EXERCISE: Reproduce the full listing that appears beneath this instruction exactly.

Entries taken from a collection
╭──

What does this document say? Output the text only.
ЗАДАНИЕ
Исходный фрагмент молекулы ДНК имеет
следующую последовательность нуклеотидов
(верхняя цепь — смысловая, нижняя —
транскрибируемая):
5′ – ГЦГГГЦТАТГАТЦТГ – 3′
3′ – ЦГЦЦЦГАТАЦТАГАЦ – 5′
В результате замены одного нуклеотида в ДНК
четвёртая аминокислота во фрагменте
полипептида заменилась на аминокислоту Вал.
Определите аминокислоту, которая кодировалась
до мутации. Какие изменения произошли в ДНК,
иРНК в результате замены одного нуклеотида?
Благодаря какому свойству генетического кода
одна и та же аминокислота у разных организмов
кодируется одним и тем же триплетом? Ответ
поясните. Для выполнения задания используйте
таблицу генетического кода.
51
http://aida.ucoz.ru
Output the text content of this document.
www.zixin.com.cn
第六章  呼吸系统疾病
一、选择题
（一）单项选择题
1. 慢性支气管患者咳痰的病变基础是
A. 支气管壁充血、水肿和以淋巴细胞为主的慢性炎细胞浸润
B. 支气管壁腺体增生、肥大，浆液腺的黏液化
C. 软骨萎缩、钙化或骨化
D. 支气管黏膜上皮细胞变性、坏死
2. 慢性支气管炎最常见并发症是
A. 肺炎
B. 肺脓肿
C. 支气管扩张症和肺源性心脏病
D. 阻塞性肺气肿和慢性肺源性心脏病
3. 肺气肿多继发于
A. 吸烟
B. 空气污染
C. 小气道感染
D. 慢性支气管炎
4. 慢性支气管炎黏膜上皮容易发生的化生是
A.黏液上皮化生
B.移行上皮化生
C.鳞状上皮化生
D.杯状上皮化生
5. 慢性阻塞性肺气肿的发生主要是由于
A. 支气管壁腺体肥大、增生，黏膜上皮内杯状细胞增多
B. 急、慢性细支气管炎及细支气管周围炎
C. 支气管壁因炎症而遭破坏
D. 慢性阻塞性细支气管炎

╰──

ANSWER TO THIS PROBLEM:
What does this document say? Output the text only.
ЗАДАНИЕ
Исходный фрагмент молекулы ДНК имеет
следующую последовательность нуклеотидов
(верхняя цепь — смысловая, нижняя —
транскрибируемая):
5′ – ГЦГГГЦТАТГАТЦТГ – 3′
3′ – ЦГЦЦЦГАТАЦТАГАЦ – 5′
В результате замены одного нуклеотида в ДНК
четвёртая аминокислота во фрагменте
полипептида заменилась на аминокислоту Вал.
Определите аминокислоту, которая кодировалась
до мутации. Какие изменения произошли в ДНК,
иРНК в результате замены одного нуклеотида?
Благодаря какому свойству генетического кода
одна и та же аминокислота у разных организмов
кодируется одним и тем же триплетом? Ответ
поясните. Для выполнения задания используйте
таблицу генетического кода.
51
http://aida.ucoz.ru
Output the text content of this document.
www.zixin.com.cn
第六章  呼吸系统疾病
一、选择题
（一）单项选择题
1. 慢性支气管患者咳痰的病变基础是
A. 支气管壁充血、水肿和以淋巴细胞为主的慢性炎细胞浸润
B. 支气管壁腺体增生、肥大，浆液腺的黏液化
C. 软骨萎缩、钙化或骨化
D. 支气管黏膜上皮细胞变性、坏死
2. 慢性支气管炎最常见并发症是
A. 肺炎
B. 肺脓肿
C. 支气管扩张症和肺源性心脏病
D. 阻塞性肺气肿和慢性肺源性心脏病
3. 肺气肿多继发于
A. 吸烟
B. 空气污染
C. 小气道感染
D. 慢性支气管炎
4. 慢性支气管炎黏膜上皮容易发生的化生是
A.黏液上皮化生
B.移行上皮化生
C.鳞状上皮化生
D.杯状上皮化生
5. 慢性阻塞性肺气肿的发生主要是由于
A. 支气管壁腺体肥大、增生，黏膜上皮内杯状细胞增多
B. 急、慢性细支气管炎及细支气管周围炎
C. 支气管壁因炎症而遭破坏
D. 慢性阻塞性细支气管炎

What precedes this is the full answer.